What is the count of lines that hold the word "this"? Give only the number.

Items from a dataset:

▼

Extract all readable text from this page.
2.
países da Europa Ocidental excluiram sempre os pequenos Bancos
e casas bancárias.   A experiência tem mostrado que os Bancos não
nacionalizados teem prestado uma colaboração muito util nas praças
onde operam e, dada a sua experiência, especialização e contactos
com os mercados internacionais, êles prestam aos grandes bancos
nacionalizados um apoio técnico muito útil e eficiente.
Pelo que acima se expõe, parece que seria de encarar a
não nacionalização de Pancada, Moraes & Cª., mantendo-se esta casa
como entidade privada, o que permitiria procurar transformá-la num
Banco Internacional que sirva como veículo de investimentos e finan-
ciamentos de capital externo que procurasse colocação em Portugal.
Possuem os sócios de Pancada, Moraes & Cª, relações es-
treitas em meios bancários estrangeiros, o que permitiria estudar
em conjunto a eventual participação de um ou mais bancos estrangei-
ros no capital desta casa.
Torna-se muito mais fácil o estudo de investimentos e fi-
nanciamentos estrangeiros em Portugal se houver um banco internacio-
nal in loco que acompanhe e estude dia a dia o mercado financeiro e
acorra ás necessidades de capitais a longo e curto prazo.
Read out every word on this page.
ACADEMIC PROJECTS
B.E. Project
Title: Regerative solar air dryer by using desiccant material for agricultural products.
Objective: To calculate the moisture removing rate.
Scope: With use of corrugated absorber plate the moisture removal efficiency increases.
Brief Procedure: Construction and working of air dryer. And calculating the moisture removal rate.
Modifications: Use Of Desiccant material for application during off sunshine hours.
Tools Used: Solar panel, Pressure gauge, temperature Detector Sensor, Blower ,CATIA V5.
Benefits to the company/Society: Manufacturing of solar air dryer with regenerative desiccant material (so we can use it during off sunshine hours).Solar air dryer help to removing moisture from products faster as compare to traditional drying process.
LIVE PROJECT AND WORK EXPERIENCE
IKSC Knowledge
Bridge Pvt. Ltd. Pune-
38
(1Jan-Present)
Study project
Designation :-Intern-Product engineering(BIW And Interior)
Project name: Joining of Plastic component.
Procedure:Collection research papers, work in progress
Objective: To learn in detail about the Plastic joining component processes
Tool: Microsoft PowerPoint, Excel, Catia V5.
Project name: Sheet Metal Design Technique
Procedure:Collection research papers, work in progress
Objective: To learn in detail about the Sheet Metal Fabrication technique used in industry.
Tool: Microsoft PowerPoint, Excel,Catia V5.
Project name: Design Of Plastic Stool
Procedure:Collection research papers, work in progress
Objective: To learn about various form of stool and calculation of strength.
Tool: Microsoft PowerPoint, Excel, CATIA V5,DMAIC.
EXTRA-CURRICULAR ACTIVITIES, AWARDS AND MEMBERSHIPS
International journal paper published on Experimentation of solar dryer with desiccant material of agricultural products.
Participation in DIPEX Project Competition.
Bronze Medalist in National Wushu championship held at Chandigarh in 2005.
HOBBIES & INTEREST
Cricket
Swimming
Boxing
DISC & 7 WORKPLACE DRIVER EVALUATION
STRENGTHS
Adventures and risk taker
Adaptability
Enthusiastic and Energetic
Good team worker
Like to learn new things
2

▲

**Written solution**:
2